■ Prompt: Repeat every entry word for word, skipping the pictures.

■ Input:
|---|

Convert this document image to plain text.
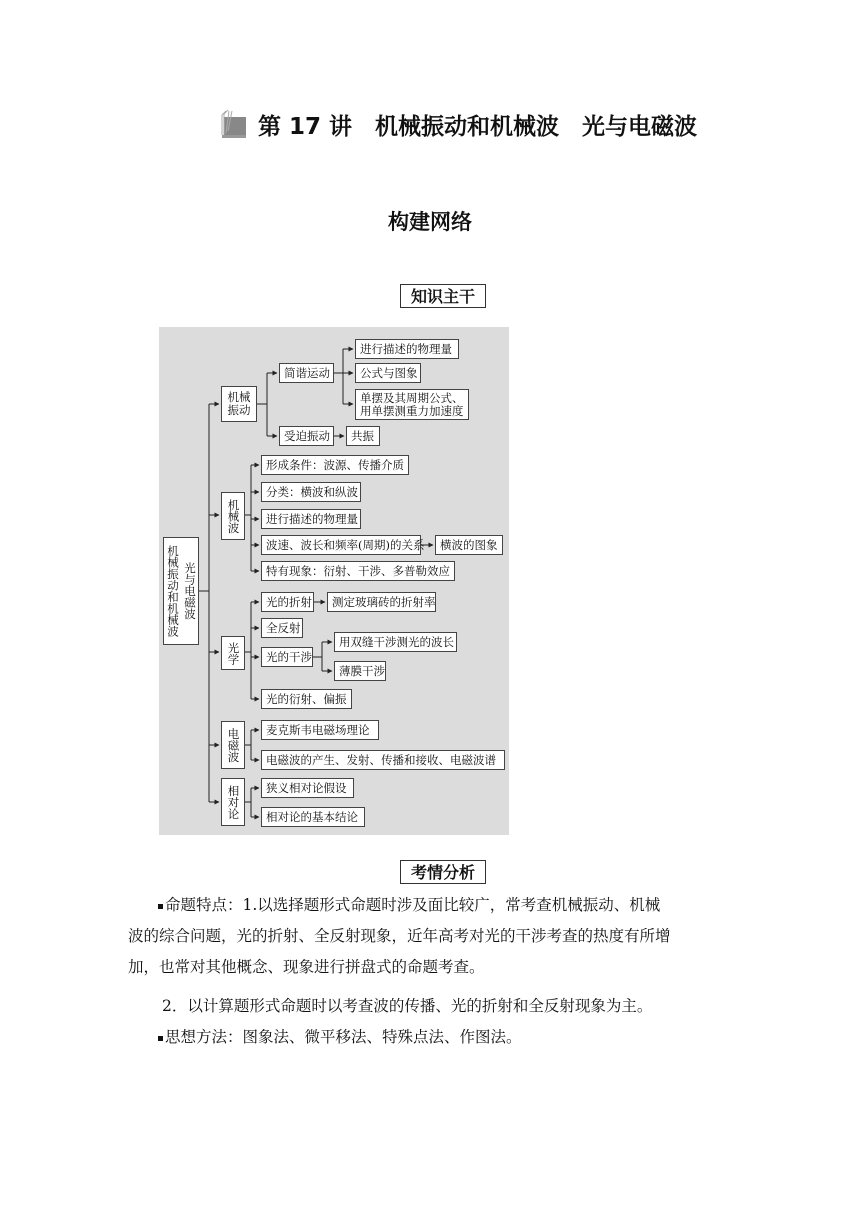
第 17 讲　机械振动和机械波　光与电磁波
构建网络
知识主干
光与电磁波
机械振动和机械波
机械振动
机械波
光学
电磁波
相对论
简谐运动
进行描述的物理量
公式与图象
单摆及其周期公式、
用单摆测重力加速度
受迫振动	共振
形成条件：波源、传播介质
分类：横波和纵波
进行描述的物理量
波速、波长和频率(周期)的关系	横波的图象
特有现象：衍射、干涉、多普勒效应
光的折射	测定玻璃砖的折射率
全反射
光的干涉
用双缝干涉测光的波长
薄膜干涉
光的衍射、偏振
麦克斯韦电磁场理论
电磁波的产生、发射、传播和接收、电磁波谱
狭义相对论假设
相对论的基本结论
考情分析
命题特点：1.以选择题形式命题时涉及面比较广，常考查机械振动、机械
波的综合问题，光的折射、全反射现象，近年高考对光的干涉考查的热度有所增
加，也常对其他概念、现象进行拼盘式的命题考查。
2．以计算题形式命题时以考查波的传播、光的折射和全反射现象为主。
思想方法：图象法、微平移法、特殊点法、作图法。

|---|

■ Answer for the task:
Convert this document image to plain text.
第 17 讲　机械振动和机械波　光与电磁波
构建网络
知识主干
光与电磁波
机械振动和机械波
机械振动
机械波
光学
电磁波
相对论
简谐运动
进行描述的物理量
公式与图象
单摆及其周期公式、
用单摆测重力加速度
受迫振动	共振
形成条件：波源、传播介质
分类：横波和纵波
进行描述的物理量
波速、波长和频率(周期)的关系	横波的图象
特有现象：衍射、干涉、多普勒效应
光的折射	测定玻璃砖的折射率
全反射
光的干涉
用双缝干涉测光的波长
薄膜干涉
光的衍射、偏振
麦克斯韦电磁场理论
电磁波的产生、发射、传播和接收、电磁波谱
狭义相对论假设
相对论的基本结论
考情分析
命题特点：1.以选择题形式命题时涉及面比较广，常考查机械振动、机械
波的综合问题，光的折射、全反射现象，近年高考对光的干涉考查的热度有所增
加，也常对其他概念、现象进行拼盘式的命题考查。
2．以计算题形式命题时以考查波的传播、光的折射和全反射现象为主。
思想方法：图象法、微平移法、特殊点法、作图法。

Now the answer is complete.